Entries taken from a collection:

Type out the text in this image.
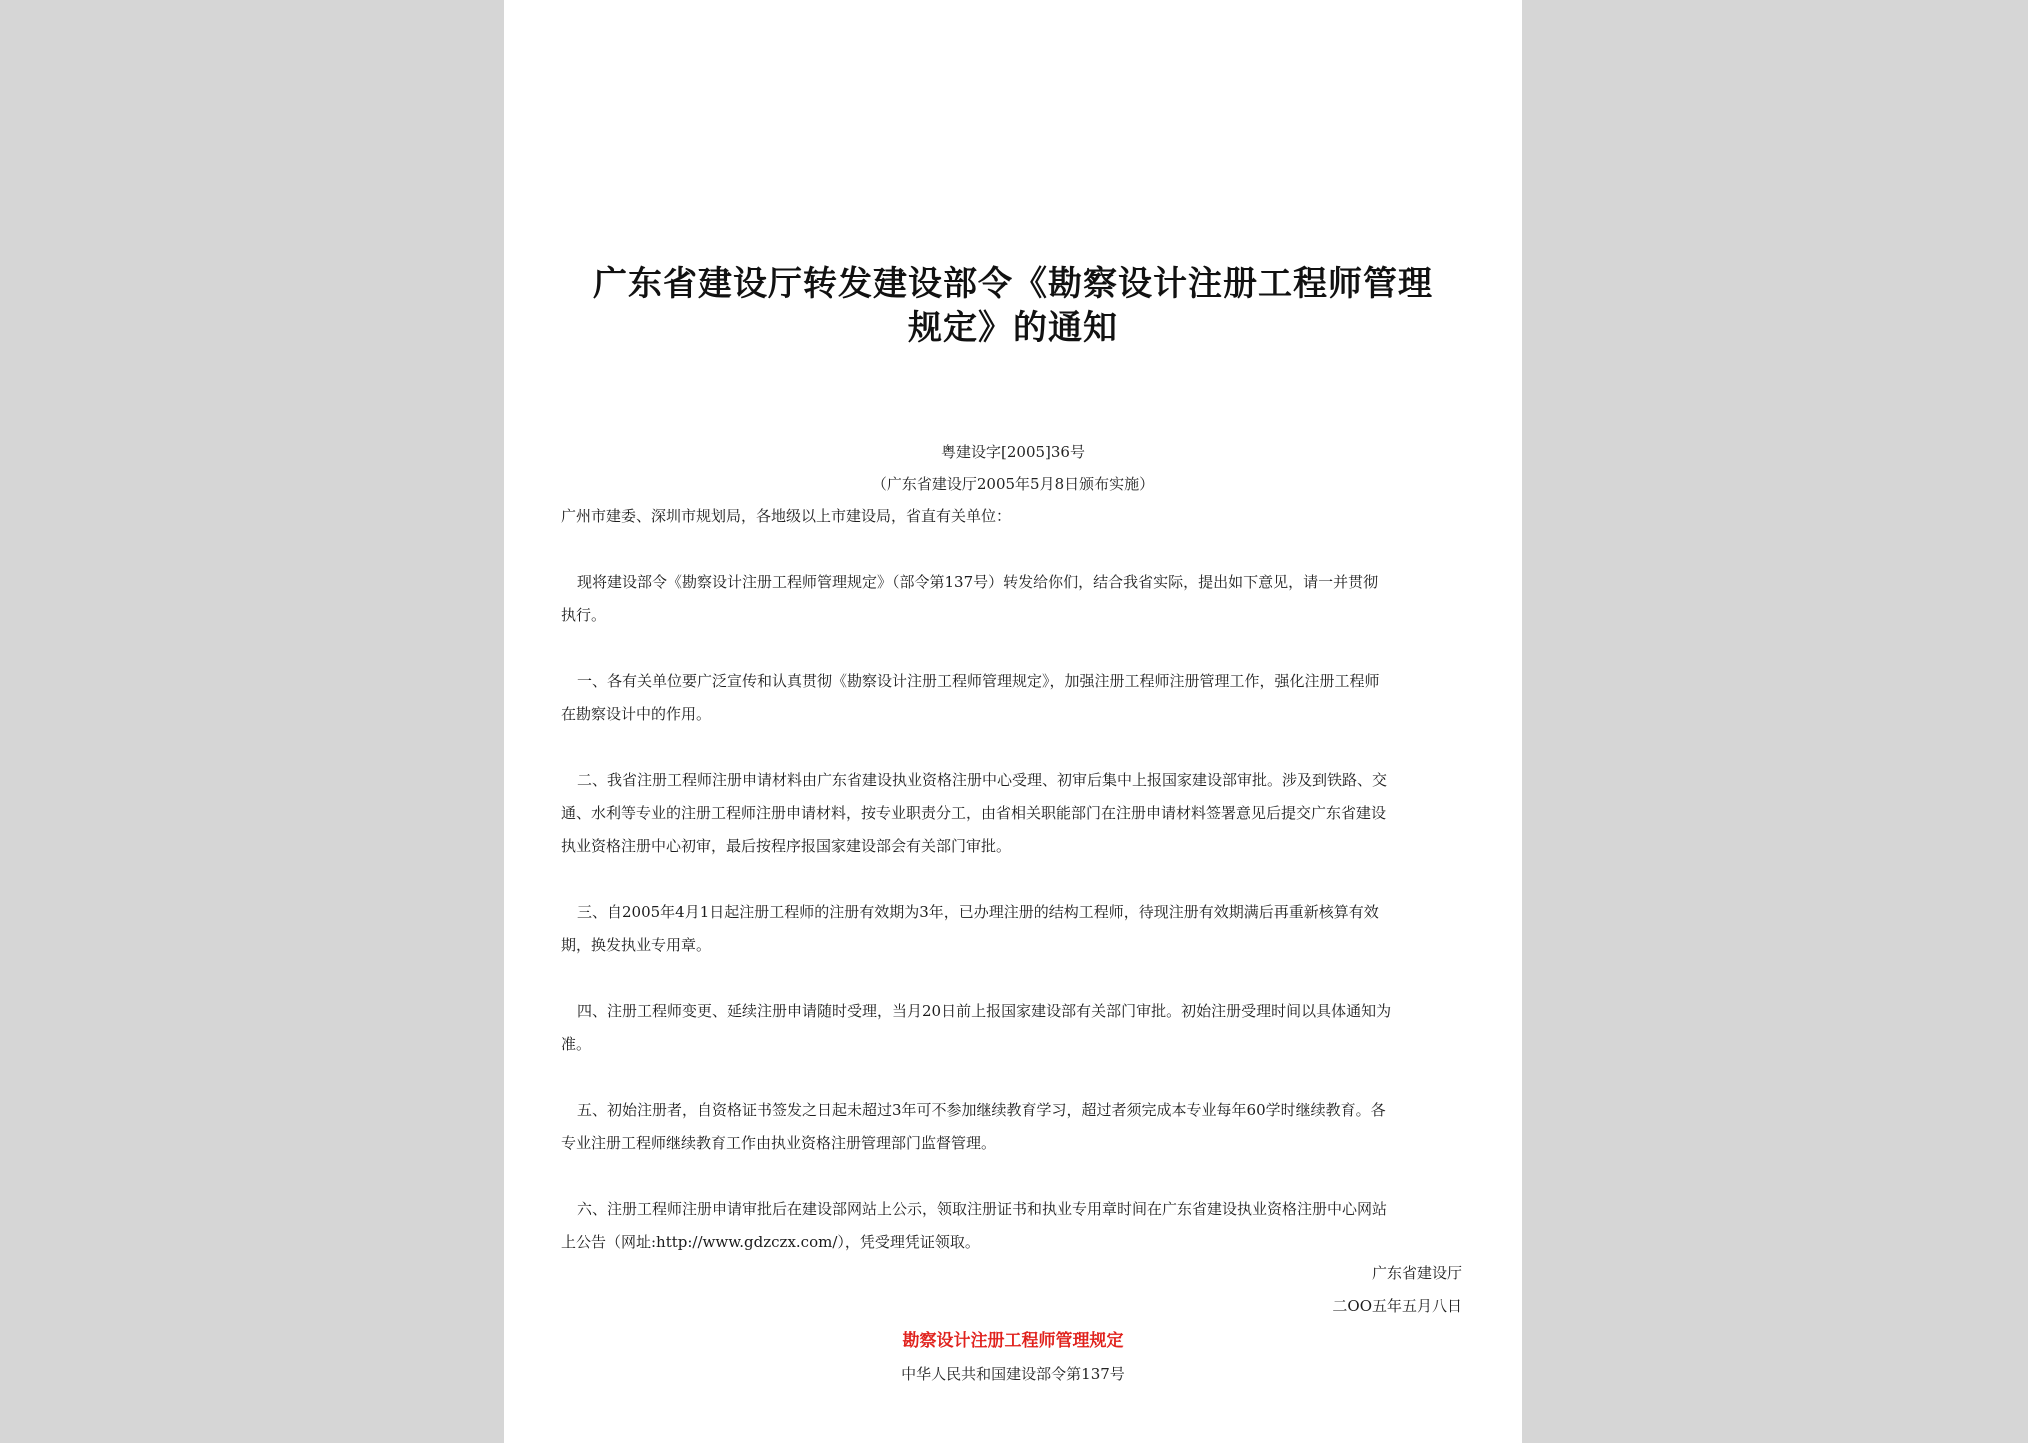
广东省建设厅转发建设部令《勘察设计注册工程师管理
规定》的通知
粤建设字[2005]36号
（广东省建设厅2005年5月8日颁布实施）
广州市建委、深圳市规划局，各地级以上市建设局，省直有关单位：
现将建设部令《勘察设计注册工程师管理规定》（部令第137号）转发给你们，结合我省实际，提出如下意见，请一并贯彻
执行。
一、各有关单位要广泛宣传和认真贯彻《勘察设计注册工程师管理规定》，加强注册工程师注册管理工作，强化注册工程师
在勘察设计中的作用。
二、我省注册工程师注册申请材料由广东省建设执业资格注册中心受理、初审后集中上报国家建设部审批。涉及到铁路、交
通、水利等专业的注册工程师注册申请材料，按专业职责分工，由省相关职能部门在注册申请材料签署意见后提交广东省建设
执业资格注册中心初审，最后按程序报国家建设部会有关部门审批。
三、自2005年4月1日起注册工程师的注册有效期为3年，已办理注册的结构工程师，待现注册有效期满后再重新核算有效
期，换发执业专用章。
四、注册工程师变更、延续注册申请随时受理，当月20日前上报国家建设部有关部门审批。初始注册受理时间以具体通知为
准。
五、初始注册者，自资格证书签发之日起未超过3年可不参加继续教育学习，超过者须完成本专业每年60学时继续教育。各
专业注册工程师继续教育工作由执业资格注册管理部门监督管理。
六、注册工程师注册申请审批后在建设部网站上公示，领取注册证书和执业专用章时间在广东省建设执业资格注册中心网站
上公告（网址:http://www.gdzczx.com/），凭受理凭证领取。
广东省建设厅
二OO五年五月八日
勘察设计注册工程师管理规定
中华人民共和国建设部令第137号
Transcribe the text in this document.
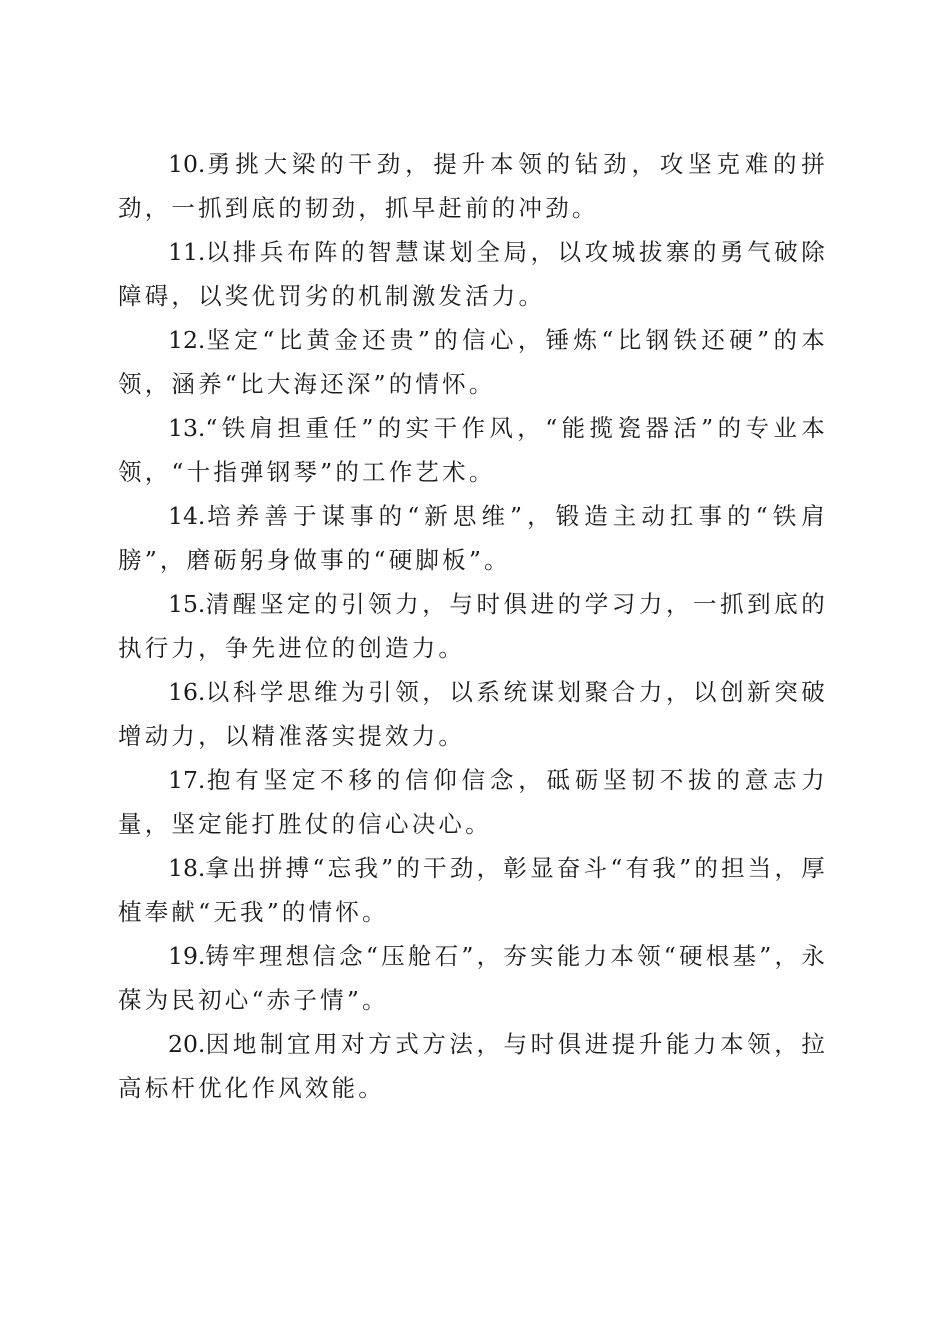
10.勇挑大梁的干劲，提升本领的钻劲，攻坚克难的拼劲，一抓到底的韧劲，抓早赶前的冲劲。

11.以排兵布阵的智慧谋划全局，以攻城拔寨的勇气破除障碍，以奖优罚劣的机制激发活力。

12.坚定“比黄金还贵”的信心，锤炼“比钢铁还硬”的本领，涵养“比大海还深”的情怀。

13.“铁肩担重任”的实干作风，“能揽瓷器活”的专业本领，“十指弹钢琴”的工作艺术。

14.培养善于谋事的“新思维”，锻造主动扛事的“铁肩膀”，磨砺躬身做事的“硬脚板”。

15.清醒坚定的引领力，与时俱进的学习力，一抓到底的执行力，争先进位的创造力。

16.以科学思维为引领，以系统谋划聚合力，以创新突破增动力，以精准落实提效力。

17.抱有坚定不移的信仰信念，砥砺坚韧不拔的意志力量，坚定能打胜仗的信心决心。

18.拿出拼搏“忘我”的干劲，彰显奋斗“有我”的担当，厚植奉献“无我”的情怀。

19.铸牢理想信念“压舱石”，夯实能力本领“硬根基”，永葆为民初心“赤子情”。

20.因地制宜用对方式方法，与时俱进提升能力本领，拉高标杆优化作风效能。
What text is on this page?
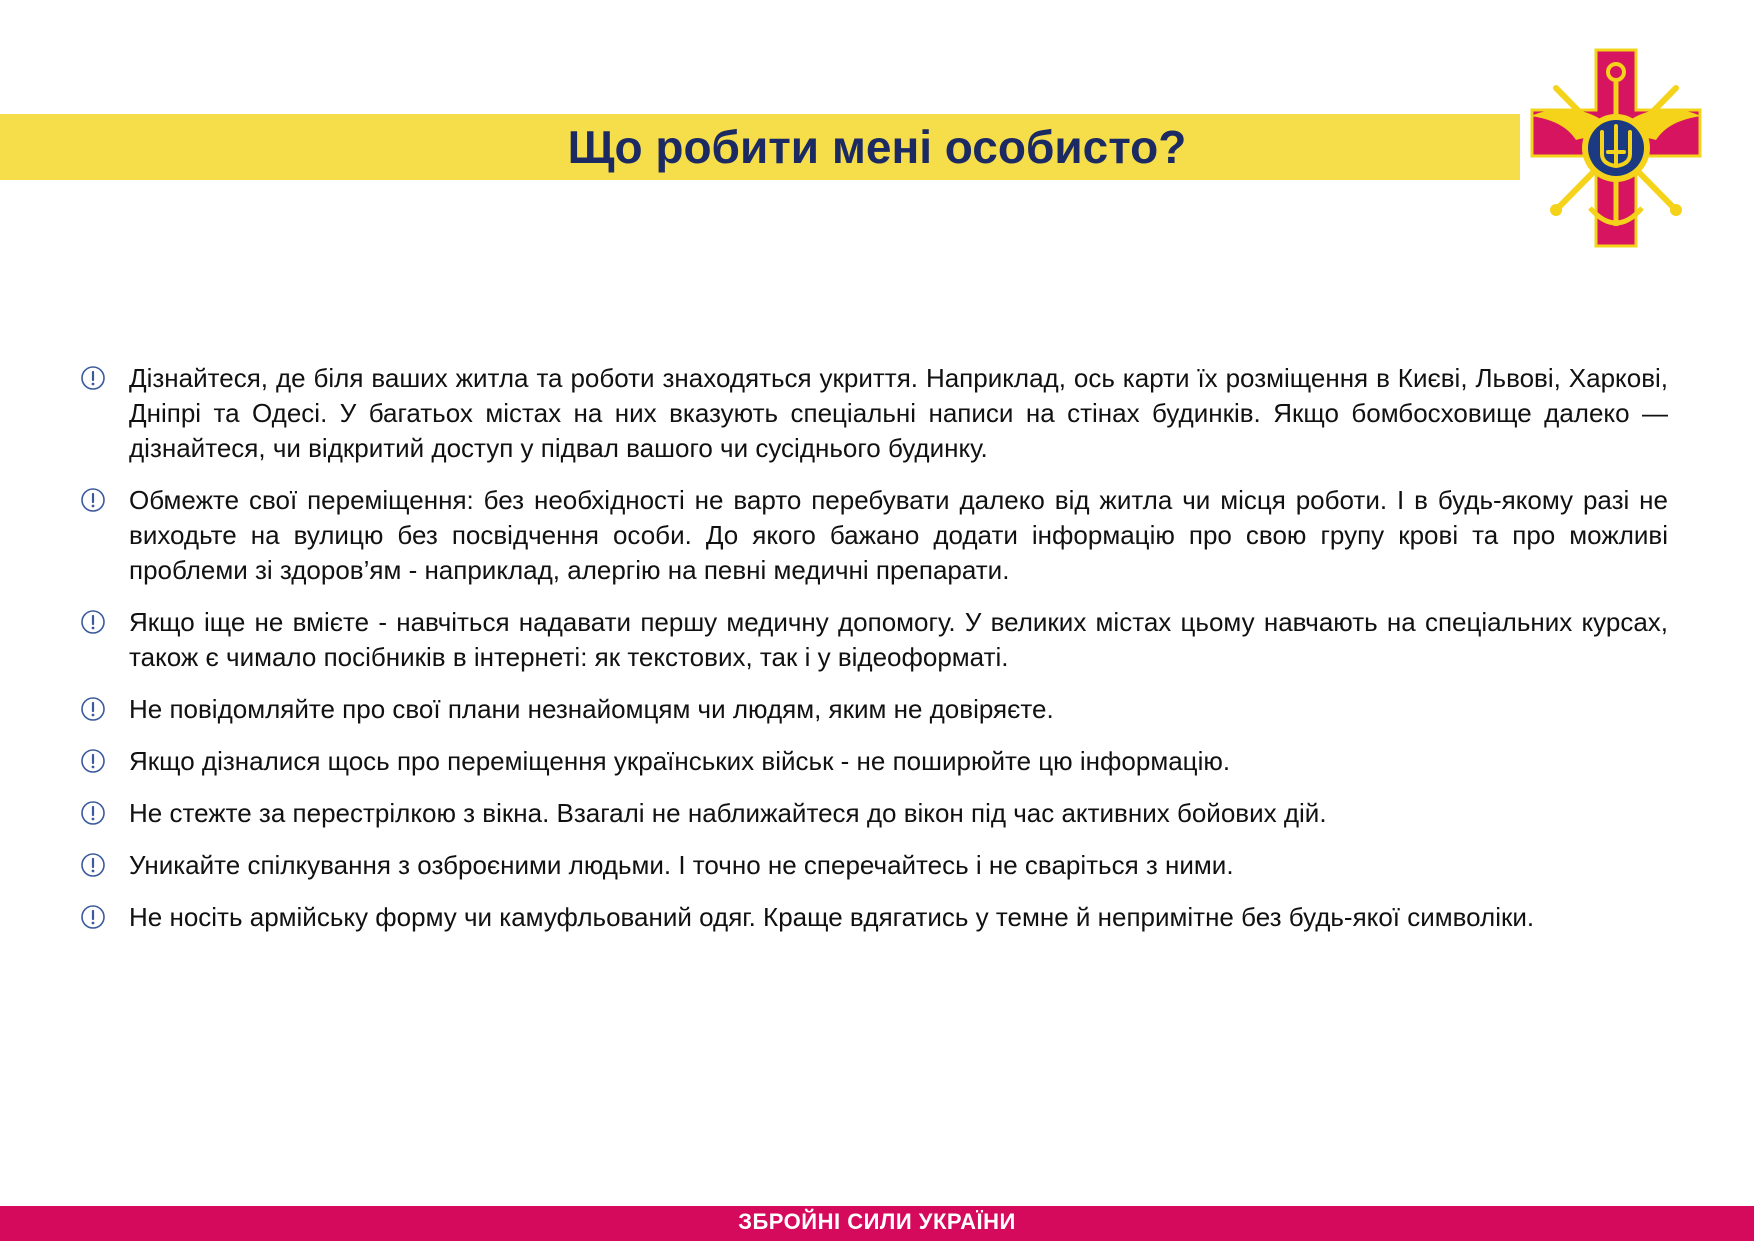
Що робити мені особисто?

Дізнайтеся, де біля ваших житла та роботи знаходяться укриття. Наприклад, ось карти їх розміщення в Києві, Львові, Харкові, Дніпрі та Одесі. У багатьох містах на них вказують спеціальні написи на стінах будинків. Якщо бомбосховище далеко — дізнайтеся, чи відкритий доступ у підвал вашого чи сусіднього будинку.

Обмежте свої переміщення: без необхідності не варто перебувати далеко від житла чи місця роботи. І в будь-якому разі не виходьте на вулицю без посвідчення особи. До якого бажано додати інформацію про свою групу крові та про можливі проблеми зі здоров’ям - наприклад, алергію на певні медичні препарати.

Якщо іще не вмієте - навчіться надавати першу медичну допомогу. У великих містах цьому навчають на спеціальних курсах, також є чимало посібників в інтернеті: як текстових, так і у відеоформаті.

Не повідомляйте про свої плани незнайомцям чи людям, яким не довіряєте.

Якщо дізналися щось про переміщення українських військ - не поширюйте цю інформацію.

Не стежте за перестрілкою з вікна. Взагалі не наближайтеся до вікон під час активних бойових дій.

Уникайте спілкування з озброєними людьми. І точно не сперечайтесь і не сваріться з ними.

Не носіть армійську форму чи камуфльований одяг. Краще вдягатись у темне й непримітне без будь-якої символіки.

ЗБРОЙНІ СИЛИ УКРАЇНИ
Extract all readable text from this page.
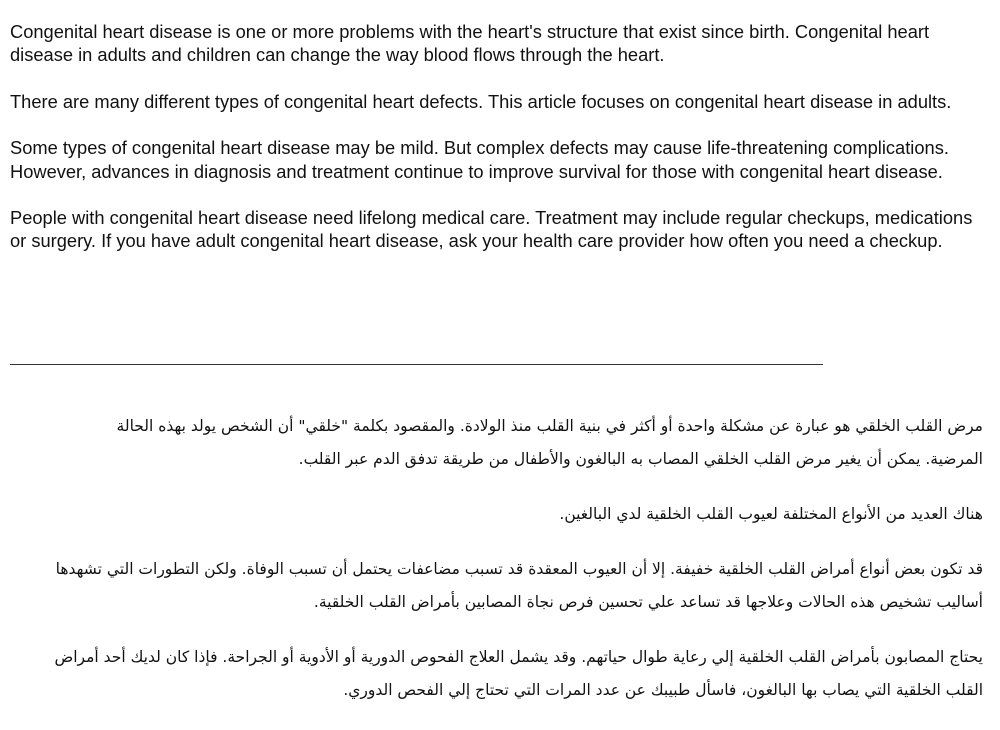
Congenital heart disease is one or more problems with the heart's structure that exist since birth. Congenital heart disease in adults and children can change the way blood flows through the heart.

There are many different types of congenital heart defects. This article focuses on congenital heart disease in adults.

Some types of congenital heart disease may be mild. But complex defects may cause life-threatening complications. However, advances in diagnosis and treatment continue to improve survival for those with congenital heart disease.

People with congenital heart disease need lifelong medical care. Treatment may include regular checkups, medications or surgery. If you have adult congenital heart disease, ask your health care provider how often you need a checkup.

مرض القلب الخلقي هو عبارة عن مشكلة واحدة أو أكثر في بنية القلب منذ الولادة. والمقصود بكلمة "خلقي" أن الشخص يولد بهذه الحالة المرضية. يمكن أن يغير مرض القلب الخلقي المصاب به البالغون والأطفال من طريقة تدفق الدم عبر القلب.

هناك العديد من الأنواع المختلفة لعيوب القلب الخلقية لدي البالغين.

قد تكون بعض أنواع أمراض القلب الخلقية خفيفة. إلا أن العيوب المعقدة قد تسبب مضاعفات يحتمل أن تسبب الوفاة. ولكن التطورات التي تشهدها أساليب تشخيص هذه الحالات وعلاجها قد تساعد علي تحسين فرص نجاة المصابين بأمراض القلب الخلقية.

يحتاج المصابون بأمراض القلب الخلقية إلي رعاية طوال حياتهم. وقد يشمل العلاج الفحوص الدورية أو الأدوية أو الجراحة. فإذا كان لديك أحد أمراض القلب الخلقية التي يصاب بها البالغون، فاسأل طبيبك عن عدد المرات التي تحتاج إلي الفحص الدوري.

REQUIRED TASK:
Identify how many lines in the entries above include the string "будь", then state that number alone.

ANSWER IN FULL:
2